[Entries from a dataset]
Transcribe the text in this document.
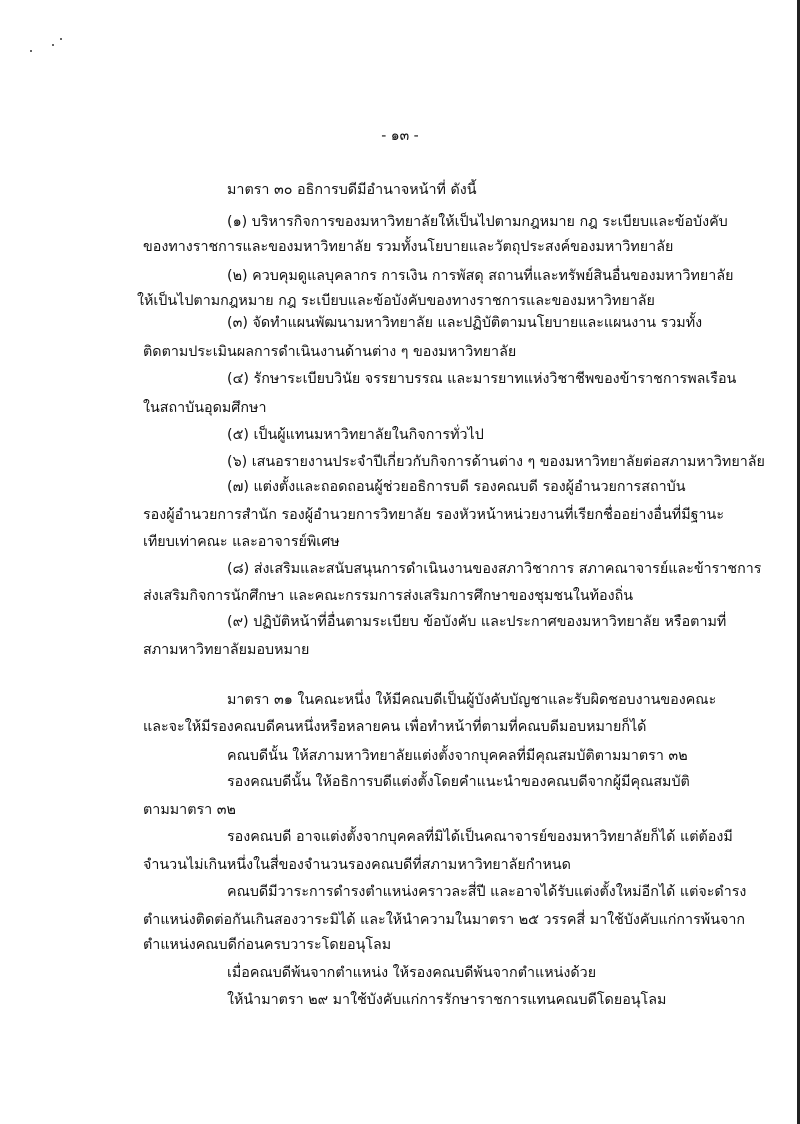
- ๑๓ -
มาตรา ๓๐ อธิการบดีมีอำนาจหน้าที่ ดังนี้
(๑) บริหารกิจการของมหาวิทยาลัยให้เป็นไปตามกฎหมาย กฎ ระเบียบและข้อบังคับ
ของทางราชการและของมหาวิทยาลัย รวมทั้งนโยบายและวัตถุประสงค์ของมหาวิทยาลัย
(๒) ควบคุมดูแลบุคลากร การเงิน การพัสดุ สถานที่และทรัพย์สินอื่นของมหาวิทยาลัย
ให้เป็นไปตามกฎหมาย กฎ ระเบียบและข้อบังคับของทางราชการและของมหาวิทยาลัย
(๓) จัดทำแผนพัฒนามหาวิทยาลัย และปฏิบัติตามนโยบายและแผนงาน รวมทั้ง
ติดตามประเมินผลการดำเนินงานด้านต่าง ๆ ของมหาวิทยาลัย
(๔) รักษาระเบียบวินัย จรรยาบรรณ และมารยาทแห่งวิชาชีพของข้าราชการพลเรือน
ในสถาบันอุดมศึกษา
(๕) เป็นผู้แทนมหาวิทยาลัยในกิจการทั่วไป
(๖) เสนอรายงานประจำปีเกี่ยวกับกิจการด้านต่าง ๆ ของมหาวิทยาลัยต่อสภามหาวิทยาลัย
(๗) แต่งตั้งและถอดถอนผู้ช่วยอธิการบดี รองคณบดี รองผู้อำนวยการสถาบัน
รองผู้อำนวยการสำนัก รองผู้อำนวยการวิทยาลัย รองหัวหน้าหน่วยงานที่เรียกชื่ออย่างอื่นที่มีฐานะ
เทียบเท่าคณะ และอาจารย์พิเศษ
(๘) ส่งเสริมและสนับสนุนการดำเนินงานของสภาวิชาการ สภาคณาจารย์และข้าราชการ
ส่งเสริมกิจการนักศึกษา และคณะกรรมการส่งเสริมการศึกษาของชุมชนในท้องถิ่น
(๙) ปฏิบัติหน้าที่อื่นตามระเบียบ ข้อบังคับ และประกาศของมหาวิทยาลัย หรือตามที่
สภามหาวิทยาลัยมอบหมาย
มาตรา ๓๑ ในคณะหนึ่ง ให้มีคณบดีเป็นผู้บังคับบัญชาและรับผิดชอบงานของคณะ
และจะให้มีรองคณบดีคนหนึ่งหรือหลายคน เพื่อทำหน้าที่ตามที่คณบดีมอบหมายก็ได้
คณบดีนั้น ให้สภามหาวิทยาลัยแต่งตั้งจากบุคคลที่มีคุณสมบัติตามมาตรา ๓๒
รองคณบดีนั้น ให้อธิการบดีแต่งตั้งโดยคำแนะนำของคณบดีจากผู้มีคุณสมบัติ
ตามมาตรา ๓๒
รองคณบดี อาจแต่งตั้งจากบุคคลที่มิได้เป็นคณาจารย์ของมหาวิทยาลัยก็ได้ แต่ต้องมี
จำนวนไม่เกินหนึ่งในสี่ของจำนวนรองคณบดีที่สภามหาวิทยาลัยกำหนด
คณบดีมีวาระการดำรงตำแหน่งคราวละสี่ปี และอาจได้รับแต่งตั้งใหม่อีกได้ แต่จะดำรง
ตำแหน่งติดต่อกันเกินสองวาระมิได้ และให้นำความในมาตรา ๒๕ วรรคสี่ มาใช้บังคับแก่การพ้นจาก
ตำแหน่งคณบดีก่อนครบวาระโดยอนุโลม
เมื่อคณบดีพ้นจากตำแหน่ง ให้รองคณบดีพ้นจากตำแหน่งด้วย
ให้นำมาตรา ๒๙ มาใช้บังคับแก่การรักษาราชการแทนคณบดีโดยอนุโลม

* * *

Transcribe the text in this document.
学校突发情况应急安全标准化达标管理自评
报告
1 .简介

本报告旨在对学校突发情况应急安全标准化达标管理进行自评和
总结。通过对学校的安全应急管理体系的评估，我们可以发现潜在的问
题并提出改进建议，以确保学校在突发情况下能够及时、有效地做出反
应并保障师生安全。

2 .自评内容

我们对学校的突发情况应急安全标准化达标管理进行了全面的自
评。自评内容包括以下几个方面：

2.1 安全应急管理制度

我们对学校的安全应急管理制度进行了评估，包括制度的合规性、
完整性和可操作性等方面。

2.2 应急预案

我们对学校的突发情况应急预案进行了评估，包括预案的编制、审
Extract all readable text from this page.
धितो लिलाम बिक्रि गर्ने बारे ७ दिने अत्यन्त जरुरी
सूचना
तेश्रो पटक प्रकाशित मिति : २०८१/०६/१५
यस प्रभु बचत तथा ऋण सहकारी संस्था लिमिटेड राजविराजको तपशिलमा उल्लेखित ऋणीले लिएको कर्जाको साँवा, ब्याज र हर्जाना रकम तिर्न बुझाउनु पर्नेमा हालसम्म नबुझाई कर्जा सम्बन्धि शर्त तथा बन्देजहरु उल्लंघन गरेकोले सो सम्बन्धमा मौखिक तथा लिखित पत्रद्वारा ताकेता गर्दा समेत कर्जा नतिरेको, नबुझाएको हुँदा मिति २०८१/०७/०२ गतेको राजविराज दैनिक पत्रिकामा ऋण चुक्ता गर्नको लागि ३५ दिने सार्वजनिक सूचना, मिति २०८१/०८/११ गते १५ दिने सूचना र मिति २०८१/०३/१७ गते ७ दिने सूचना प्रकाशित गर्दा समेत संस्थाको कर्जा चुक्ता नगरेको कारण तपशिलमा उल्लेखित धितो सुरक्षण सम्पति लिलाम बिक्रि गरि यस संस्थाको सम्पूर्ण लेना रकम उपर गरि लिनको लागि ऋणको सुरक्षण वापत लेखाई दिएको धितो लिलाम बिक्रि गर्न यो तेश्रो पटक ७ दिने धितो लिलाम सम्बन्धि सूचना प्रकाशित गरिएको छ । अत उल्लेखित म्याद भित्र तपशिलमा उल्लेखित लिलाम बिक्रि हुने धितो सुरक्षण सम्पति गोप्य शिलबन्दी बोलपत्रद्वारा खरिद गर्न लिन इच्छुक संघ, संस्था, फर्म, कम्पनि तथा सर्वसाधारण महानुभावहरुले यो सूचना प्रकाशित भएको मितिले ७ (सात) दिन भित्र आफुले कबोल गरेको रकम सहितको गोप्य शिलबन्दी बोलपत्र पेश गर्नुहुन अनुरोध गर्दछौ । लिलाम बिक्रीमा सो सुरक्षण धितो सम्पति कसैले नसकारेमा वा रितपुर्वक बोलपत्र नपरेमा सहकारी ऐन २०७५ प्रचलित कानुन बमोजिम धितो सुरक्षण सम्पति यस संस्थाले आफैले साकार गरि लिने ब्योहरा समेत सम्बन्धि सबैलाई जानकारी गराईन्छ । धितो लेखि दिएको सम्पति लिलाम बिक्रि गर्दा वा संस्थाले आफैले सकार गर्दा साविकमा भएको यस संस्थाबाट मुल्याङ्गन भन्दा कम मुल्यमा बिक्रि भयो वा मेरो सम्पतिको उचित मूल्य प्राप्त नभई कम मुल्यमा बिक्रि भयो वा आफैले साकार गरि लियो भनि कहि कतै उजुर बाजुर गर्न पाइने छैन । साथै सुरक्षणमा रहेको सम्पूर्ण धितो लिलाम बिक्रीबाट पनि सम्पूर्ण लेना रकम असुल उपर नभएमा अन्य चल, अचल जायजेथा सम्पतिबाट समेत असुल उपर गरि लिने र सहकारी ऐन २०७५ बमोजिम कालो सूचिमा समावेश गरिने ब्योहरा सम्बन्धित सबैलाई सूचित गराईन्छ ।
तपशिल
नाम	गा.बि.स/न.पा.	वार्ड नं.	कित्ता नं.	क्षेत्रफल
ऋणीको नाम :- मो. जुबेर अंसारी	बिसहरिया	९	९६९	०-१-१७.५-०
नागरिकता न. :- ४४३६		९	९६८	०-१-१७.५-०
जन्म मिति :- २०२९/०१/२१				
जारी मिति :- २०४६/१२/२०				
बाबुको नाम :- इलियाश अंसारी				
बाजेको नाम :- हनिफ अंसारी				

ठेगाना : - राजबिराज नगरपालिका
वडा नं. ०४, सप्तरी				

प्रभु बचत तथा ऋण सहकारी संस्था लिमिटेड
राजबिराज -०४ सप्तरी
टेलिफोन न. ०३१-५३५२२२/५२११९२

◆ What is needed
Determine how many of the lines above hold the word "ณสมบ", and output that number by itself.

◆ Full response
2